- _Written instruction_: Images embedded in the records are excluded; print everything else exactly as given.

Data listing
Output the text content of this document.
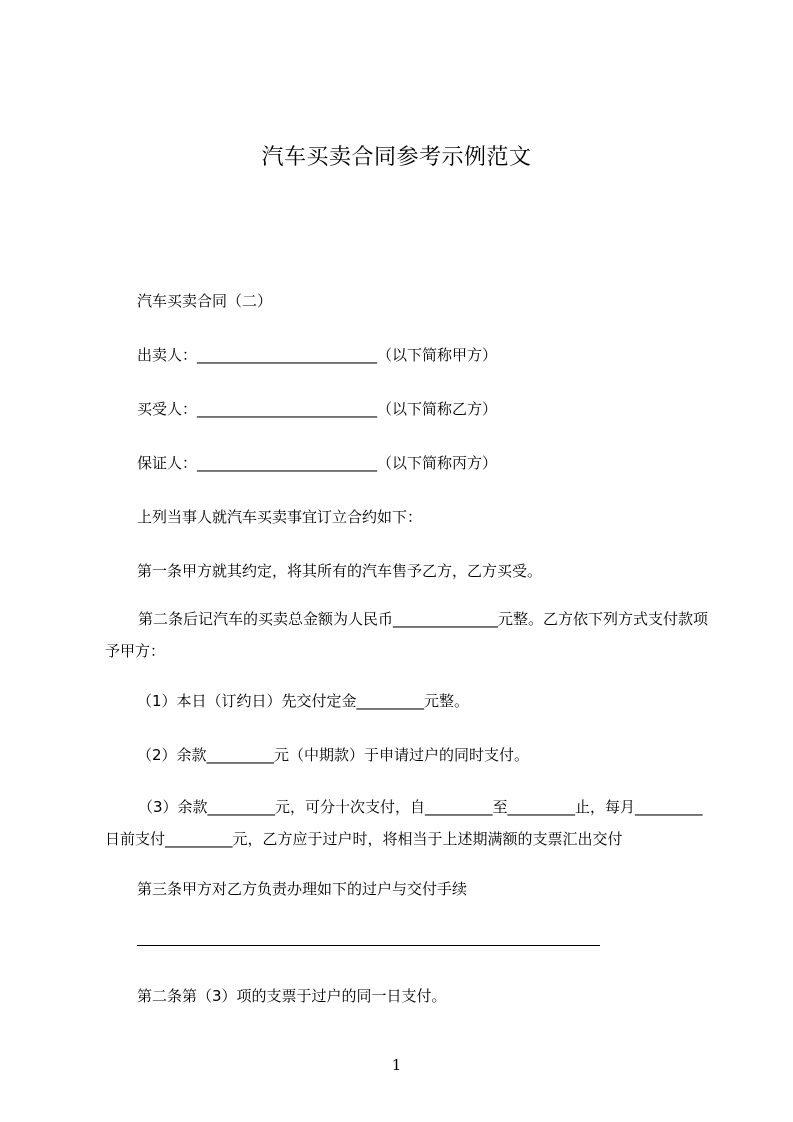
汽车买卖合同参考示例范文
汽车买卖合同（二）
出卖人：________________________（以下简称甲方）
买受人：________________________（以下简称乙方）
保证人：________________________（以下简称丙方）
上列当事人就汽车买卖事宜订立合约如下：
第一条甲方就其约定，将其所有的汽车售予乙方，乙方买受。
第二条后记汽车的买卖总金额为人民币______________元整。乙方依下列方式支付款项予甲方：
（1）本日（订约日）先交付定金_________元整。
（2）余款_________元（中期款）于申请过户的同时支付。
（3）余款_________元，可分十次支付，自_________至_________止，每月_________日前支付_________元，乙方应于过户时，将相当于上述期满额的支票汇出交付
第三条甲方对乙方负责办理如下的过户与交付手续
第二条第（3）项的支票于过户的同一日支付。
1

- _Completed exercise_:
Output the text content of this document.
汽车买卖合同参考示例范文
汽车买卖合同（二）
出卖人：________________________（以下简称甲方）
买受人：________________________（以下简称乙方）
保证人：________________________（以下简称丙方）
上列当事人就汽车买卖事宜订立合约如下：
第一条甲方就其约定，将其所有的汽车售予乙方，乙方买受。
第二条后记汽车的买卖总金额为人民币______________元整。乙方依下列方式支付款项予甲方：
（1）本日（订约日）先交付定金_________元整。
（2）余款_________元（中期款）于申请过户的同时支付。
（3）余款_________元，可分十次支付，自_________至_________止，每月_________日前支付_________元，乙方应于过户时，将相当于上述期满额的支票汇出交付
第三条甲方对乙方负责办理如下的过户与交付手续
第二条第（3）项的支票于过户的同一日支付。
1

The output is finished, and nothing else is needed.